▶ **Exercise**:
Return the records that follow, matching each one exactly.

Stored entries
· · · ·
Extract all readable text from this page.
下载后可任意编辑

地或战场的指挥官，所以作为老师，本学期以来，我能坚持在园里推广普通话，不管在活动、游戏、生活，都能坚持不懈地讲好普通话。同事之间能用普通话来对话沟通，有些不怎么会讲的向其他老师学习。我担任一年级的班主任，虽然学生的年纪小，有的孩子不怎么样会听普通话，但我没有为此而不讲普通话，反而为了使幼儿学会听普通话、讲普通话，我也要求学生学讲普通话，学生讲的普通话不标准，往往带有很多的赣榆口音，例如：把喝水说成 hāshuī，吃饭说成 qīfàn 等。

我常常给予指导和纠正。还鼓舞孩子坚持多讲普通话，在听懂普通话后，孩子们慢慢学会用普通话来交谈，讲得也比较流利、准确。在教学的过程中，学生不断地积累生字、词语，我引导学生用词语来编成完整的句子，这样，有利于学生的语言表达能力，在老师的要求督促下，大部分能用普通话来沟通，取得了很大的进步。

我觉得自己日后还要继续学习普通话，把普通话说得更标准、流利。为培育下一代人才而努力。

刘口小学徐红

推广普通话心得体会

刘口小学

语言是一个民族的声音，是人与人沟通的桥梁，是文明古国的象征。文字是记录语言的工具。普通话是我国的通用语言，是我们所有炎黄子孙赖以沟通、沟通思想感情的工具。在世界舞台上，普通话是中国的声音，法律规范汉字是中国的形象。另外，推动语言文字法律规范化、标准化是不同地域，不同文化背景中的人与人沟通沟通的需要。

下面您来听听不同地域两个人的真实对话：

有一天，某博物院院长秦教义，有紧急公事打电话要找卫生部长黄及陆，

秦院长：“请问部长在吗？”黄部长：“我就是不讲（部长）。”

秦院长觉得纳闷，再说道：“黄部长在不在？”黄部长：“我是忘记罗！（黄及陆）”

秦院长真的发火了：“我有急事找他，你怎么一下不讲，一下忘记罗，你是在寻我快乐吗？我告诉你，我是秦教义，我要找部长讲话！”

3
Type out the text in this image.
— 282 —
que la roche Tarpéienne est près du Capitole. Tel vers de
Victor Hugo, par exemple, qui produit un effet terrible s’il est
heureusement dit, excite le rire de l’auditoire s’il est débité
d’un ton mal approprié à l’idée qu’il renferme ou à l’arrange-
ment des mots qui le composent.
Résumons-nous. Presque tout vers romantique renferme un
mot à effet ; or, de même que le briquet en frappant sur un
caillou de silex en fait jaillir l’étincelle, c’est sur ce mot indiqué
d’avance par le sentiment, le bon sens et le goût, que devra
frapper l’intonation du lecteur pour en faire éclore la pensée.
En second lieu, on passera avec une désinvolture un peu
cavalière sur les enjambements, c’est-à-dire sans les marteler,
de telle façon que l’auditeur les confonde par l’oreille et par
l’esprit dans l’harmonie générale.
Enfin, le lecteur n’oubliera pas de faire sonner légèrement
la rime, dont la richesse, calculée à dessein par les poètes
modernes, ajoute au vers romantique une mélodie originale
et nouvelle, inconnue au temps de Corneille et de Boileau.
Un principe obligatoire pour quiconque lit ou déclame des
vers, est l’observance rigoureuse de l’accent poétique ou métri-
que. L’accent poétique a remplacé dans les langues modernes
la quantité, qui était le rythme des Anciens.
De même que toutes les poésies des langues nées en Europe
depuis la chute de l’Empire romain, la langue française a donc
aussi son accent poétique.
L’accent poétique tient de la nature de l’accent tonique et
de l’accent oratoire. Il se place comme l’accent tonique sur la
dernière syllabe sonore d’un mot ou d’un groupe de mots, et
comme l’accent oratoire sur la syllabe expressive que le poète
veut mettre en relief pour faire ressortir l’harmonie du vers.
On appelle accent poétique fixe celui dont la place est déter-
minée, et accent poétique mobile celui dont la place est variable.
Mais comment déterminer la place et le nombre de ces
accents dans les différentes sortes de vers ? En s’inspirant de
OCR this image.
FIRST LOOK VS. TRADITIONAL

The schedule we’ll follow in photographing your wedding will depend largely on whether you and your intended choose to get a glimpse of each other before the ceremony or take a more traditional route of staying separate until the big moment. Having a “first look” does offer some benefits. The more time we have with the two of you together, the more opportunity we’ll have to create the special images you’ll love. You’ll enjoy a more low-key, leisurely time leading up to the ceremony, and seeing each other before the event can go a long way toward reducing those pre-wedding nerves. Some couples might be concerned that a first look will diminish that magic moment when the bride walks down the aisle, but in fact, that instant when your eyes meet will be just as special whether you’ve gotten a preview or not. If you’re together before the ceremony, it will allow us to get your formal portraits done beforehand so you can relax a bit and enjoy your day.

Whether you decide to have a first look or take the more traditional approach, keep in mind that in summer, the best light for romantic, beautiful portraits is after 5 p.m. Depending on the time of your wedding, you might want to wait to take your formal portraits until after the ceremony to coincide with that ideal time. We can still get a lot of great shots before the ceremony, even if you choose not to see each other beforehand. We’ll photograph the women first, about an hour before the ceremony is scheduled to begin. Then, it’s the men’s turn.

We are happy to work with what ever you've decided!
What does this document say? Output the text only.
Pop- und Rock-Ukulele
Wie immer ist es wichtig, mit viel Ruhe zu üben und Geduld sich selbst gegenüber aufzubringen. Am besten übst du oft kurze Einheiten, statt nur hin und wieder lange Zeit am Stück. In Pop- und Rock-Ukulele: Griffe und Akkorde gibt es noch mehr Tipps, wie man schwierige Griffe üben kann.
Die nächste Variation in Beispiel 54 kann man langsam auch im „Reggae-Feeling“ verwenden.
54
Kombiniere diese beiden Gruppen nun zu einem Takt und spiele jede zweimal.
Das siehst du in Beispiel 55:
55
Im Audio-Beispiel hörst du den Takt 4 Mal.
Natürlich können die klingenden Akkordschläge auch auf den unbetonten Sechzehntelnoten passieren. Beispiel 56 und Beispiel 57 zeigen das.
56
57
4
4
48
· · · ·
▶ **Complete answer**:
Extract all readable text from this page.
下载后可任意编辑

地或战场的指挥官，所以作为老师，本学期以来，我能坚持在园里推广普通话，不管在活动、游戏、生活，都能坚持不懈地讲好普通话。同事之间能用普通话来对话沟通，有些不怎么会讲的向其他老师学习。我担任一年级的班主任，虽然学生的年纪小，有的孩子不怎么样会听普通话，但我没有为此而不讲普通话，反而为了使幼儿学会听普通话、讲普通话，我也要求学生学讲普通话，学生讲的普通话不标准，往往带有很多的赣榆口音，例如：把喝水说成 hāshuī，吃饭说成 qīfàn 等。

我常常给予指导和纠正。还鼓舞孩子坚持多讲普通话，在听懂普通话后，孩子们慢慢学会用普通话来交谈，讲得也比较流利、准确。在教学的过程中，学生不断地积累生字、词语，我引导学生用词语来编成完整的句子，这样，有利于学生的语言表达能力，在老师的要求督促下，大部分能用普通话来沟通，取得了很大的进步。

我觉得自己日后还要继续学习普通话，把普通话说得更标准、流利。为培育下一代人才而努力。

刘口小学徐红

推广普通话心得体会

刘口小学

语言是一个民族的声音，是人与人沟通的桥梁，是文明古国的象征。文字是记录语言的工具。普通话是我国的通用语言，是我们所有炎黄子孙赖以沟通、沟通思想感情的工具。在世界舞台上，普通话是中国的声音，法律规范汉字是中国的形象。另外，推动语言文字法律规范化、标准化是不同地域，不同文化背景中的人与人沟通沟通的需要。

下面您来听听不同地域两个人的真实对话：

有一天，某博物院院长秦教义，有紧急公事打电话要找卫生部长黄及陆，

秦院长：“请问部长在吗？”黄部长：“我就是不讲（部长）。”

秦院长觉得纳闷，再说道：“黄部长在不在？”黄部长：“我是忘记罗！（黄及陆）”

秦院长真的发火了：“我有急事找他，你怎么一下不讲，一下忘记罗，你是在寻我快乐吗？我告诉你，我是秦教义，我要找部长讲话！”

3
Type out the text in this image.
— 282 —
que la roche Tarpéienne est près du Capitole. Tel vers de
Victor Hugo, par exemple, qui produit un effet terrible s’il est
heureusement dit, excite le rire de l’auditoire s’il est débité
d’un ton mal approprié à l’idée qu’il renferme ou à l’arrange-
ment des mots qui le composent.
Résumons-nous. Presque tout vers romantique renferme un
mot à effet ; or, de même que le briquet en frappant sur un
caillou de silex en fait jaillir l’étincelle, c’est sur ce mot indiqué
d’avance par le sentiment, le bon sens et le goût, que devra
frapper l’intonation du lecteur pour en faire éclore la pensée.
En second lieu, on passera avec une désinvolture un peu
cavalière sur les enjambements, c’est-à-dire sans les marteler,
de telle façon que l’auditeur les confonde par l’oreille et par
l’esprit dans l’harmonie générale.
Enfin, le lecteur n’oubliera pas de faire sonner légèrement
la rime, dont la richesse, calculée à dessein par les poètes
modernes, ajoute au vers romantique une mélodie originale
et nouvelle, inconnue au temps de Corneille et de Boileau.
Un principe obligatoire pour quiconque lit ou déclame des
vers, est l’observance rigoureuse de l’accent poétique ou métri-
que. L’accent poétique a remplacé dans les langues modernes
la quantité, qui était le rythme des Anciens.
De même que toutes les poésies des langues nées en Europe
depuis la chute de l’Empire romain, la langue française a donc
aussi son accent poétique.
L’accent poétique tient de la nature de l’accent tonique et
de l’accent oratoire. Il se place comme l’accent tonique sur la
dernière syllabe sonore d’un mot ou d’un groupe de mots, et
comme l’accent oratoire sur la syllabe expressive que le poète
veut mettre en relief pour faire ressortir l’harmonie du vers.
On appelle accent poétique fixe celui dont la place est déter-
minée, et accent poétique mobile celui dont la place est variable.
Mais comment déterminer la place et le nombre de ces
accents dans les différentes sortes de vers ? En s’inspirant de
OCR this image.
FIRST LOOK VS. TRADITIONAL

The schedule we’ll follow in photographing your wedding will depend largely on whether you and your intended choose to get a glimpse of each other before the ceremony or take a more traditional route of staying separate until the big moment. Having a “first look” does offer some benefits. The more time we have with the two of you together, the more opportunity we’ll have to create the special images you’ll love. You’ll enjoy a more low-key, leisurely time leading up to the ceremony, and seeing each other before the event can go a long way toward reducing those pre-wedding nerves. Some couples might be concerned that a first look will diminish that magic moment when the bride walks down the aisle, but in fact, that instant when your eyes meet will be just as special whether you’ve gotten a preview or not. If you’re together before the ceremony, it will allow us to get your formal portraits done beforehand so you can relax a bit and enjoy your day.

Whether you decide to have a first look or take the more traditional approach, keep in mind that in summer, the best light for romantic, beautiful portraits is after 5 p.m. Depending on the time of your wedding, you might want to wait to take your formal portraits until after the ceremony to coincide with that ideal time. We can still get a lot of great shots before the ceremony, even if you choose not to see each other beforehand. We’ll photograph the women first, about an hour before the ceremony is scheduled to begin. Then, it’s the men’s turn.

We are happy to work with what ever you've decided!
What does this document say? Output the text only.
Pop- und Rock-Ukulele
Wie immer ist es wichtig, mit viel Ruhe zu üben und Geduld sich selbst gegenüber aufzubringen. Am besten übst du oft kurze Einheiten, statt nur hin und wieder lange Zeit am Stück. In Pop- und Rock-Ukulele: Griffe und Akkorde gibt es noch mehr Tipps, wie man schwierige Griffe üben kann.
Die nächste Variation in Beispiel 54 kann man langsam auch im „Reggae-Feeling“ verwenden.
54
Kombiniere diese beiden Gruppen nun zu einem Takt und spiele jede zweimal.
Das siehst du in Beispiel 55:
55
Im Audio-Beispiel hörst du den Takt 4 Mal.
Natürlich können die klingenden Akkordschläge auch auf den unbetonten Sechzehntelnoten passieren. Beispiel 56 und Beispiel 57 zeigen das.
56
57
4
4
48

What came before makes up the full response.